__TASK GOAL__
Leave out the pictures, then reproduce the rest of the material exactly.

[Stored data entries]
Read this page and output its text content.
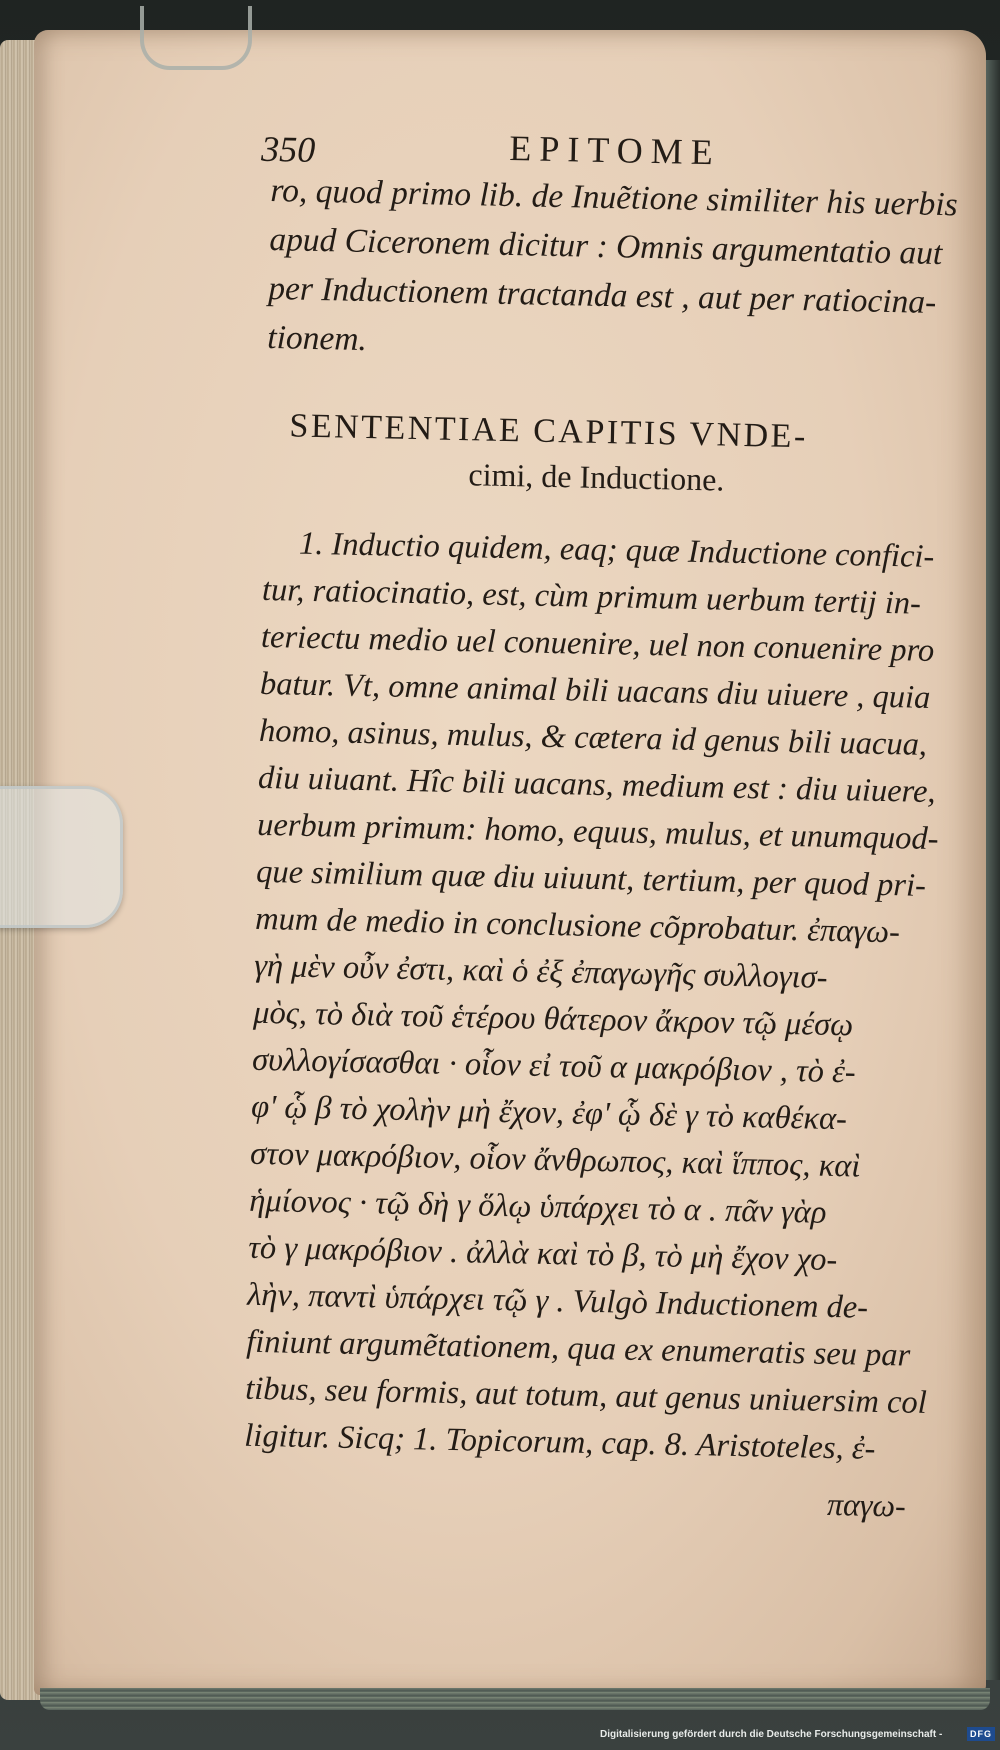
350	EPITOME
ro, quod primo lib. de Inuẽtione similiter his uerbis
apud Ciceronem dicitur : Omnis argumentatio aut
per Inductionem tractanda est , aut per ratiocina-
tionem.
SENTENTIAE CAPITIS VNDE-
cimi, de Inductione.
1. Inductio quidem, eaq; quæ Inductione confici-
tur, ratiocinatio, est, cùm primum uerbum tertij in-
teriectu medio uel conuenire, uel non conuenire pro
batur. Vt, omne animal bili uacans diu uiuere , quia
homo, asinus, mulus, & cætera id genus bili uacua,
diu uiuant. Hîc bili uacans, medium est : diu uiuere,
uerbum primum: homo, equus, mulus, et unumquod-
que similium quæ diu uiuunt, tertium, per quod pri-
mum de medio in conclusione cõprobatur. ἐπαγω-
γὴ μὲν οὖν ἐστι, καὶ ὁ ἐξ ἐπαγωγῆς συλλογισ-
μὸς, τὸ διὰ τοῦ ἑτέρου θάτερον ἄκρον τῷ μέσῳ
συλλογίσασθαι · οἷον εἰ τοῦ α μακρόβιον , τὸ ἐ-
φ' ᾧ β τὸ χολὴν μὴ ἔχον, ἐφ' ᾧ δὲ γ τὸ καθέκα-
στον μακρόβιον, οἷον ἄνθρωπος, καὶ ἵππος, καὶ
ἡμίονος · τῷ δὴ γ ὅλῳ ὑπάρχει τὸ α . πᾶν γὰρ
τὸ γ μακρόβιον . ἀλλὰ καὶ τὸ β, τὸ μὴ ἔχον χο-
λὴν, παντὶ ὑπάρχει τῷ γ . Vulgò Inductionem de-
finiunt argumẽtationem, qua ex enumeratis seu par
tibus, seu formis, aut totum, aut genus uniuersim col
ligitur. Sicq; 1. Topicorum, cap. 8. Aristoteles, ἐ-
παγω-
Digitalisierung gefördert durch die Deutsche Forschungsgemeinschaft -	DFG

__EXERCISE RESULT__
Read this page and output its text content.
350	EPITOME
ro, quod primo lib. de Inuẽtione similiter his uerbis
apud Ciceronem dicitur : Omnis argumentatio aut
per Inductionem tractanda est , aut per ratiocina-
tionem.
SENTENTIAE CAPITIS VNDE-
cimi, de Inductione.
1. Inductio quidem, eaq; quæ Inductione confici-
tur, ratiocinatio, est, cùm primum uerbum tertij in-
teriectu medio uel conuenire, uel non conuenire pro
batur. Vt, omne animal bili uacans diu uiuere , quia
homo, asinus, mulus, & cætera id genus bili uacua,
diu uiuant. Hîc bili uacans, medium est : diu uiuere,
uerbum primum: homo, equus, mulus, et unumquod-
que similium quæ diu uiuunt, tertium, per quod pri-
mum de medio in conclusione cõprobatur. ἐπαγω-
γὴ μὲν οὖν ἐστι, καὶ ὁ ἐξ ἐπαγωγῆς συλλογισ-
μὸς, τὸ διὰ τοῦ ἑτέρου θάτερον ἄκρον τῷ μέσῳ
συλλογίσασθαι · οἷον εἰ τοῦ α μακρόβιον , τὸ ἐ-
φ' ᾧ β τὸ χολὴν μὴ ἔχον, ἐφ' ᾧ δὲ γ τὸ καθέκα-
στον μακρόβιον, οἷον ἄνθρωπος, καὶ ἵππος, καὶ
ἡμίονος · τῷ δὴ γ ὅλῳ ὑπάρχει τὸ α . πᾶν γὰρ
τὸ γ μακρόβιον . ἀλλὰ καὶ τὸ β, τὸ μὴ ἔχον χο-
λὴν, παντὶ ὑπάρχει τῷ γ . Vulgò Inductionem de-
finiunt argumẽtationem, qua ex enumeratis seu par
tibus, seu formis, aut totum, aut genus uniuersim col
ligitur. Sicq; 1. Topicorum, cap. 8. Aristoteles, ἐ-
παγω-
Digitalisierung gefördert durch die Deutsche Forschungsgemeinschaft -	DFG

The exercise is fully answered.